• [Problem details]:
Identify every line containing the word "screenshot" and reproduce each one.

• [Provided information]:
┌──
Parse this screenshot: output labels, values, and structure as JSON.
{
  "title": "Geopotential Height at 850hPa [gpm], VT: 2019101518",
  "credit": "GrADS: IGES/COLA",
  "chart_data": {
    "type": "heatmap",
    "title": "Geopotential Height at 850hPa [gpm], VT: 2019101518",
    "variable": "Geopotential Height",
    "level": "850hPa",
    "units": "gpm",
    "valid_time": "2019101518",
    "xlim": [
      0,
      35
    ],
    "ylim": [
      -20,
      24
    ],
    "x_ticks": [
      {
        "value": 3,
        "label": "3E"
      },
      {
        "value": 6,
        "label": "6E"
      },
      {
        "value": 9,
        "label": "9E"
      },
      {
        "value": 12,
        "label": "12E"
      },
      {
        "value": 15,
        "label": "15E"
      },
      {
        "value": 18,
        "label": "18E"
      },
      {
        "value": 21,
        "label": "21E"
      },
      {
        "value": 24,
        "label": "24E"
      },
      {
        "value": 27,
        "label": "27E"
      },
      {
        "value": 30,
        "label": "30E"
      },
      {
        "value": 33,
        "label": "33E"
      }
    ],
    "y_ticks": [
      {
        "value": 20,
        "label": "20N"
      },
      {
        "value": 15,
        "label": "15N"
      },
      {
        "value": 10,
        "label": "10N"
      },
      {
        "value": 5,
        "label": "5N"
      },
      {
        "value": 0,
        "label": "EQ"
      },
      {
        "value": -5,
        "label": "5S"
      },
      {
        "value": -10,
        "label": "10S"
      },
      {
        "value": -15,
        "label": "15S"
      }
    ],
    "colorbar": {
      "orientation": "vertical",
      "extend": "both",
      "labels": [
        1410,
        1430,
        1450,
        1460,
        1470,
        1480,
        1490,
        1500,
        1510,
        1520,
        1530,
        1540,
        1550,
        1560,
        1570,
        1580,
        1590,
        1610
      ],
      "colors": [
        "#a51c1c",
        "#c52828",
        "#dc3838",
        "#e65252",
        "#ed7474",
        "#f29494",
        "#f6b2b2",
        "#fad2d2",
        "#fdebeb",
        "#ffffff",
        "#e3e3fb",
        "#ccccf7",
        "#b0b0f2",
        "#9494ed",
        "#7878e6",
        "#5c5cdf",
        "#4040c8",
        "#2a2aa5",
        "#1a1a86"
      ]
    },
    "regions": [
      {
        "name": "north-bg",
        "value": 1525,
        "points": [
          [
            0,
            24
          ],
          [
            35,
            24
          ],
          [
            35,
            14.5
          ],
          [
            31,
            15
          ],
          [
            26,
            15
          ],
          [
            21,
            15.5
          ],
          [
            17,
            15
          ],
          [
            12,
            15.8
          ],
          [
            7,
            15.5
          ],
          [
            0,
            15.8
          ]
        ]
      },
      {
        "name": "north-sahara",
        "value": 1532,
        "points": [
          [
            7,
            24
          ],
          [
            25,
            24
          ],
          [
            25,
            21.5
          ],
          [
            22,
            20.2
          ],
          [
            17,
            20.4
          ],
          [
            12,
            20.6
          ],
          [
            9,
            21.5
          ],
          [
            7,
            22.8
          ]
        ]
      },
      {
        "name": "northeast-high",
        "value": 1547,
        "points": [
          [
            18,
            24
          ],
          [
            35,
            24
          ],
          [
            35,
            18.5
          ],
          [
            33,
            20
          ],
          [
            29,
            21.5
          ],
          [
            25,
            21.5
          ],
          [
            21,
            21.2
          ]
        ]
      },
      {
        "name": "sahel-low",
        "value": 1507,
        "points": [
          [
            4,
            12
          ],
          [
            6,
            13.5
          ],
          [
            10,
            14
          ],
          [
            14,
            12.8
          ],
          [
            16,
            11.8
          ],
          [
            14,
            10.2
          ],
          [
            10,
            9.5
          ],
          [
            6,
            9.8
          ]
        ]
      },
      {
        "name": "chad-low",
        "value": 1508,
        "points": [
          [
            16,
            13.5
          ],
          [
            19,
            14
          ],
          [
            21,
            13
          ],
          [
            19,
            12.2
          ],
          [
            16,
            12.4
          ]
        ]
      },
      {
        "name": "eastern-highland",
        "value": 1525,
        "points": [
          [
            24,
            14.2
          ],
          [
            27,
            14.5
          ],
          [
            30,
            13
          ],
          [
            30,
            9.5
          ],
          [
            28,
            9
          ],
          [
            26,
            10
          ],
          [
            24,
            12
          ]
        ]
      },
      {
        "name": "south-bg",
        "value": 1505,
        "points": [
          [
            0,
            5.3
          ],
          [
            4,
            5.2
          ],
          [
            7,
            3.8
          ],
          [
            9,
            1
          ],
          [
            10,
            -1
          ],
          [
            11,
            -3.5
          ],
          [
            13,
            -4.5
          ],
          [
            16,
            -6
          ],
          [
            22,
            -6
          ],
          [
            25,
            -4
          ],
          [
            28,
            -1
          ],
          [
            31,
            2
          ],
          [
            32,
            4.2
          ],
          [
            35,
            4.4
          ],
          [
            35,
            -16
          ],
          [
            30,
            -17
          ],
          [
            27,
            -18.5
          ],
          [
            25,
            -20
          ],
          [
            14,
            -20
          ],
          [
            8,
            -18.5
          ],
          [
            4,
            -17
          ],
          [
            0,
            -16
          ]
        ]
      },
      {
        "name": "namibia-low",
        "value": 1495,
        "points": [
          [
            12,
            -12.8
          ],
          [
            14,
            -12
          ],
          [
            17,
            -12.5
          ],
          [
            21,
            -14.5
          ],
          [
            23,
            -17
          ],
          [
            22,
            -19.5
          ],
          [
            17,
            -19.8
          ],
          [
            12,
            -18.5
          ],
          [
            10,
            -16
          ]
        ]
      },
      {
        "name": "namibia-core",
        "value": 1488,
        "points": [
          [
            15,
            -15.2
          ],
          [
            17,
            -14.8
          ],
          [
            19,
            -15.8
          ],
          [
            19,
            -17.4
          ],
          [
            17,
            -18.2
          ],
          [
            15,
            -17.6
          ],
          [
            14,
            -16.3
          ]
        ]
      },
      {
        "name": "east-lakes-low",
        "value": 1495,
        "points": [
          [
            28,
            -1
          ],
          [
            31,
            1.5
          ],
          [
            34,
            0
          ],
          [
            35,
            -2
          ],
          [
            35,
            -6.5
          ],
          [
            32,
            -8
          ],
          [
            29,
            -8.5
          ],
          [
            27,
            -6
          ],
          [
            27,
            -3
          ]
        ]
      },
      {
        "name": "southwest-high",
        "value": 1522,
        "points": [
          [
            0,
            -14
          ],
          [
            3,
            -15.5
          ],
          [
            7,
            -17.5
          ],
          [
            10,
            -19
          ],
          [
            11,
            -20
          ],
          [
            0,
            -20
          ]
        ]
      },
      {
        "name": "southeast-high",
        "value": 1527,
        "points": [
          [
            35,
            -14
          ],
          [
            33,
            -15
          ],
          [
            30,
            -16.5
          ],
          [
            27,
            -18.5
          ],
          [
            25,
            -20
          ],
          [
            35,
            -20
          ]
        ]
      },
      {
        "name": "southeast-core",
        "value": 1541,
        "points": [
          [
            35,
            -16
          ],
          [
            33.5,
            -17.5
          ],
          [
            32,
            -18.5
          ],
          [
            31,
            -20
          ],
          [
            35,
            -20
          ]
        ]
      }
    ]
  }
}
└──
┌──
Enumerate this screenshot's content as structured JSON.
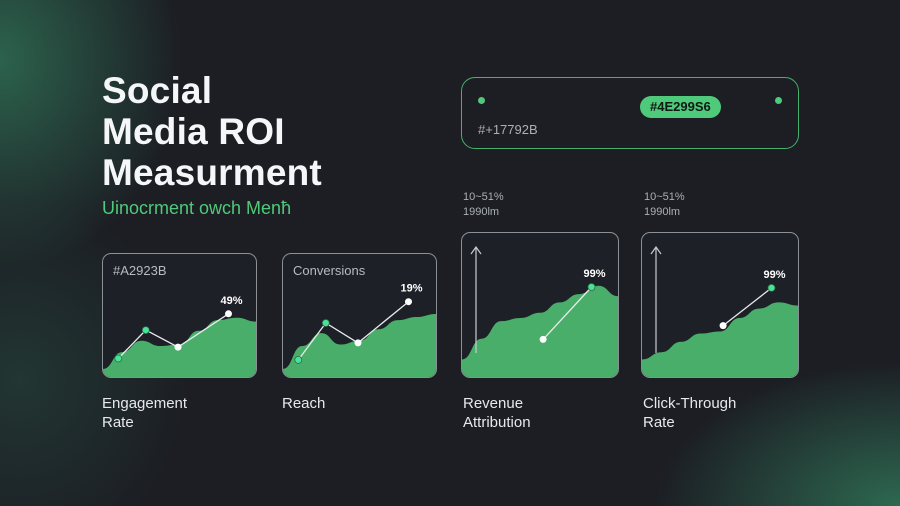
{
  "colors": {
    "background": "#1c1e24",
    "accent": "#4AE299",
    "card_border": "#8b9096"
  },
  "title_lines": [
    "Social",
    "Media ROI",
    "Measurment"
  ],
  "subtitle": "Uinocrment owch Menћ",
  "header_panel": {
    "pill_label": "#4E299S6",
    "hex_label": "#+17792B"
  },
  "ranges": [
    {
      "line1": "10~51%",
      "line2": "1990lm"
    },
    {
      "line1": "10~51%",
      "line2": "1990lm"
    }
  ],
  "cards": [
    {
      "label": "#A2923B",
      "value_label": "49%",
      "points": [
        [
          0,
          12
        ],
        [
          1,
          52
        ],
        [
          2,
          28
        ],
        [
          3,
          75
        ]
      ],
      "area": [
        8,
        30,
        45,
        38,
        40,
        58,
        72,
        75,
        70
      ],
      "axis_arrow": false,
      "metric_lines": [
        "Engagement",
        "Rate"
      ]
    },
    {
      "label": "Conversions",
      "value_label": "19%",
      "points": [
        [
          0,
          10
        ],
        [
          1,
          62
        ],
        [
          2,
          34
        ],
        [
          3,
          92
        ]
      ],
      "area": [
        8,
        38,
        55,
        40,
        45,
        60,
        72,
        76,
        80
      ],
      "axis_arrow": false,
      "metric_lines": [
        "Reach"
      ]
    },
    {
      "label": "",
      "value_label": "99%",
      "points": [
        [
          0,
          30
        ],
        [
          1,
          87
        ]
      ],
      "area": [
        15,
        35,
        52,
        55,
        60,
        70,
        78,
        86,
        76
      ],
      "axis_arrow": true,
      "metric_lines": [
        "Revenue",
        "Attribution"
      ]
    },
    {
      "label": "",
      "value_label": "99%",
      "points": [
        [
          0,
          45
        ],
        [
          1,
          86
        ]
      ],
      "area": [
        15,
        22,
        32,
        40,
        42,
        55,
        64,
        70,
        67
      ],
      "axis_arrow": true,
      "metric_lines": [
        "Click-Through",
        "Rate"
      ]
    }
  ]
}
└──
• [Right answer]:
Parse this screenshot: output labels, values, and structure as JSON.
Enumerate this screenshot's content as structured JSON.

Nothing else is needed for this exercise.